### Written request
Output all of the entries exactly as written.

### Task inputs
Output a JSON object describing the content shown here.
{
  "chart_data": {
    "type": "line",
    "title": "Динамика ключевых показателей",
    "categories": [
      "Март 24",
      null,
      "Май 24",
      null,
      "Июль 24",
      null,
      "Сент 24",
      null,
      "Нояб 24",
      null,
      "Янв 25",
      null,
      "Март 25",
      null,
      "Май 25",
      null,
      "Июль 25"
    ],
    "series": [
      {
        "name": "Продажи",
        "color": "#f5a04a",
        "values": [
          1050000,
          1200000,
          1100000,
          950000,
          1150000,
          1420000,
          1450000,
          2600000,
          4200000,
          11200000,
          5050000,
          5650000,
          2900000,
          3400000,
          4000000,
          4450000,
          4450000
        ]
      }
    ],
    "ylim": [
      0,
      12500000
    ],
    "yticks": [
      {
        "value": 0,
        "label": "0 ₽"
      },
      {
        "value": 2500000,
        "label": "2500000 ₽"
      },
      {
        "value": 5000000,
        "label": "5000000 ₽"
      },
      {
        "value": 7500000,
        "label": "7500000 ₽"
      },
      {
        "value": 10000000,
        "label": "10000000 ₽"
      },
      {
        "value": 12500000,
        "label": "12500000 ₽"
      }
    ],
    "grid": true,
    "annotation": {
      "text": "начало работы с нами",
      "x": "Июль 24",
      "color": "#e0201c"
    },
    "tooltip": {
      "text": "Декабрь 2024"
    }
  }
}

### Expected output
Output a JSON object describing the content shown here.
{
  "chart_data": {
    "type": "line",
    "title": "Динамика ключевых показателей",
    "categories": [
      "Март 24",
      null,
      "Май 24",
      null,
      "Июль 24",
      null,
      "Сент 24",
      null,
      "Нояб 24",
      null,
      "Янв 25",
      null,
      "Март 25",
      null,
      "Май 25",
      null,
      "Июль 25"
    ],
    "series": [
      {
        "name": "Продажи",
        "color": "#f5a04a",
        "values": [
          1050000,
          1200000,
          1100000,
          950000,
          1150000,
          1420000,
          1450000,
          2600000,
          4200000,
          11200000,
          5050000,
          5650000,
          2900000,
          3400000,
          4000000,
          4450000,
          4450000
        ]
      }
    ],
    "ylim": [
      0,
      12500000
    ],
    "yticks": [
      {
        "value": 0,
        "label": "0 ₽"
      },
      {
        "value": 2500000,
        "label": "2500000 ₽"
      },
      {
        "value": 5000000,
        "label": "5000000 ₽"
      },
      {
        "value": 7500000,
        "label": "7500000 ₽"
      },
      {
        "value": 10000000,
        "label": "10000000 ₽"
      },
      {
        "value": 12500000,
        "label": "12500000 ₽"
      }
    ],
    "grid": true,
    "annotation": {
      "text": "начало работы с нами",
      "x": "Июль 24",
      "color": "#e0201c"
    },
    "tooltip": {
      "text": "Декабрь 2024"
    }
  }
}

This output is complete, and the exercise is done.